● **Work instructions**: Repeat verbatim the lines of the data below, beginning with the line containing "Extract all readable text from this page." and continuing to the end.

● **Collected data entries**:
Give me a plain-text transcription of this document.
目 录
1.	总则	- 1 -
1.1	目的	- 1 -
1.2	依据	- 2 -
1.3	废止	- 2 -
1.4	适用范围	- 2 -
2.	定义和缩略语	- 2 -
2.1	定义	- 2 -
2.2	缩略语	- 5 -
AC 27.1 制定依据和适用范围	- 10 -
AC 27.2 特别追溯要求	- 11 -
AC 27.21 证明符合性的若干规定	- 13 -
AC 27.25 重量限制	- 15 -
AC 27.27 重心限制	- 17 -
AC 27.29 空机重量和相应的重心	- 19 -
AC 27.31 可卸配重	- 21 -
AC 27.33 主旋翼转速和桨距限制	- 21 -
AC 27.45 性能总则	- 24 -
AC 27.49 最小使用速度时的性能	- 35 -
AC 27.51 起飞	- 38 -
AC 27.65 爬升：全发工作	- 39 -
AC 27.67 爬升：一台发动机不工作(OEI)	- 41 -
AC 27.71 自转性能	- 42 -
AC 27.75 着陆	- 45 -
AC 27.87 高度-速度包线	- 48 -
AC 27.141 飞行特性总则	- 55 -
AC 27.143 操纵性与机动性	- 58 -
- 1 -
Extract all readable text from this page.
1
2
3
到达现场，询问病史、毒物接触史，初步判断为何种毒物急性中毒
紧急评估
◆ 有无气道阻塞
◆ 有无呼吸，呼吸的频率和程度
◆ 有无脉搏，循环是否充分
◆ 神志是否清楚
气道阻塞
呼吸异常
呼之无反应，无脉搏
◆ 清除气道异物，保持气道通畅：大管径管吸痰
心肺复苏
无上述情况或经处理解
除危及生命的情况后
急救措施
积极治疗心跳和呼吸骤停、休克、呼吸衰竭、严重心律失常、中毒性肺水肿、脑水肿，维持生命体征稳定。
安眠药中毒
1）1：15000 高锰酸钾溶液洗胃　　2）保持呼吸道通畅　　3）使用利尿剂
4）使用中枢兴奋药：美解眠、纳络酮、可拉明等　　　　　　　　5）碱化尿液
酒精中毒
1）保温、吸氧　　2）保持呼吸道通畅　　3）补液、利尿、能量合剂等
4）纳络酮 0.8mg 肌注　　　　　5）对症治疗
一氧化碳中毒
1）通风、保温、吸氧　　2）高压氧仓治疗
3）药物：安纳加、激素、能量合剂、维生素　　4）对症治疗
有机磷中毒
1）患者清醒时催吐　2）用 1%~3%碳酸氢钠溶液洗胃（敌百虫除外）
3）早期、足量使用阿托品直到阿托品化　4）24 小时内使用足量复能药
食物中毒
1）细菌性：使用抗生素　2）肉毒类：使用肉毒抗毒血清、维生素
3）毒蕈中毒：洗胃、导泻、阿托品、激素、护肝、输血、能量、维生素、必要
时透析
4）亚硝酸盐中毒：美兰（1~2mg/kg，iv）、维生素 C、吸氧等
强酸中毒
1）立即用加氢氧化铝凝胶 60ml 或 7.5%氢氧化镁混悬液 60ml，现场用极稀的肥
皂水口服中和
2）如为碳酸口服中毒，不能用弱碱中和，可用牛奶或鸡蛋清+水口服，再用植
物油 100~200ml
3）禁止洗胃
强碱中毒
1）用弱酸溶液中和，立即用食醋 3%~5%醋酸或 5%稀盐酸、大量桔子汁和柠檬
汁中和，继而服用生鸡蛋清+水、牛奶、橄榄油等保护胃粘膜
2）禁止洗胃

● **Solution to the exercise**:
Extract all readable text from this page.
1
2
3
到达现场，询问病史、毒物接触史，初步判断为何种毒物急性中毒
紧急评估
◆ 有无气道阻塞
◆ 有无呼吸，呼吸的频率和程度
◆ 有无脉搏，循环是否充分
◆ 神志是否清楚
气道阻塞
呼吸异常
呼之无反应，无脉搏
◆ 清除气道异物，保持气道通畅：大管径管吸痰
心肺复苏
无上述情况或经处理解
除危及生命的情况后
急救措施
积极治疗心跳和呼吸骤停、休克、呼吸衰竭、严重心律失常、中毒性肺水肿、脑水肿，维持生命体征稳定。
安眠药中毒
1）1：15000 高锰酸钾溶液洗胃　　2）保持呼吸道通畅　　3）使用利尿剂
4）使用中枢兴奋药：美解眠、纳络酮、可拉明等　　　　　　　　5）碱化尿液
酒精中毒
1）保温、吸氧　　2）保持呼吸道通畅　　3）补液、利尿、能量合剂等
4）纳络酮 0.8mg 肌注　　　　　5）对症治疗
一氧化碳中毒
1）通风、保温、吸氧　　2）高压氧仓治疗
3）药物：安纳加、激素、能量合剂、维生素　　4）对症治疗
有机磷中毒
1）患者清醒时催吐　2）用 1%~3%碳酸氢钠溶液洗胃（敌百虫除外）
3）早期、足量使用阿托品直到阿托品化　4）24 小时内使用足量复能药
食物中毒
1）细菌性：使用抗生素　2）肉毒类：使用肉毒抗毒血清、维生素
3）毒蕈中毒：洗胃、导泻、阿托品、激素、护肝、输血、能量、维生素、必要
时透析
4）亚硝酸盐中毒：美兰（1~2mg/kg，iv）、维生素 C、吸氧等
强酸中毒
1）立即用加氢氧化铝凝胶 60ml 或 7.5%氢氧化镁混悬液 60ml，现场用极稀的肥
皂水口服中和
2）如为碳酸口服中毒，不能用弱碱中和，可用牛奶或鸡蛋清+水口服，再用植
物油 100~200ml
3）禁止洗胃
强碱中毒
1）用弱酸溶液中和，立即用食醋 3%~5%醋酸或 5%稀盐酸、大量桔子汁和柠檬
汁中和，继而服用生鸡蛋清+水、牛奶、橄榄油等保护胃粘膜
2）禁止洗胃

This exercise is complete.